_SET EXERCISE_. Put the rows below into a JSON list of strings, one string per line, skipping blank lines. Begin at the first line and stop after the line that has "y-tick-label: 0.5 xyxy=(15,311,40,324)".

_DATASET_.
════

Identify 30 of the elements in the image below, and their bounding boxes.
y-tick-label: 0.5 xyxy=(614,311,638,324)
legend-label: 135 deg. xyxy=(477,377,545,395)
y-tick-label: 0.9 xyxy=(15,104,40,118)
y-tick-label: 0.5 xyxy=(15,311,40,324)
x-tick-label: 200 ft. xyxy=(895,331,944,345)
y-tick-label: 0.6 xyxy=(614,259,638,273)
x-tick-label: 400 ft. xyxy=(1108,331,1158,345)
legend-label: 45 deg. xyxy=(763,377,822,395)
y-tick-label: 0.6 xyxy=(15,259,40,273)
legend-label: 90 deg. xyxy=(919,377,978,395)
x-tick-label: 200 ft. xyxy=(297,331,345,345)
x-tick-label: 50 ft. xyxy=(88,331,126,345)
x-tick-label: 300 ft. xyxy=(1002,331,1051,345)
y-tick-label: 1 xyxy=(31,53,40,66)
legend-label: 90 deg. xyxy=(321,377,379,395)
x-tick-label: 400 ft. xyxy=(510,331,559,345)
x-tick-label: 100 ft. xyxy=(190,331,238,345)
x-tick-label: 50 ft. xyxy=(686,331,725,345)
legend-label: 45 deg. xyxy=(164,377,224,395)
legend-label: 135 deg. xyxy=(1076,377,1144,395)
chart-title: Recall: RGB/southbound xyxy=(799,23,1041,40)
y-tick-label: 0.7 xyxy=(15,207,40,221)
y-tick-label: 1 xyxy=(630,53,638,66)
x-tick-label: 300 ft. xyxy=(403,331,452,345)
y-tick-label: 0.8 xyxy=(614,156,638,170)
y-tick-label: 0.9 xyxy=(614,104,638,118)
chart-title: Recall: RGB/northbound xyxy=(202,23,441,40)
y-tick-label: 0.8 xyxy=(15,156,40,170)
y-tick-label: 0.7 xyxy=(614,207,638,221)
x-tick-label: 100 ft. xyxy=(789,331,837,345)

════

_CORRECT RESPONSE_.
[
  "Identify 30 of the elements in the image below, and their bounding boxes.",
  "y-tick-label: 0.5 xyxy=(614,311,638,324)",
  "legend-label: 135 deg. xyxy=(477,377,545,395)",
  "y-tick-label: 0.9 xyxy=(15,104,40,118)",
  "y-tick-label: 0.5 xyxy=(15,311,40,324)"
]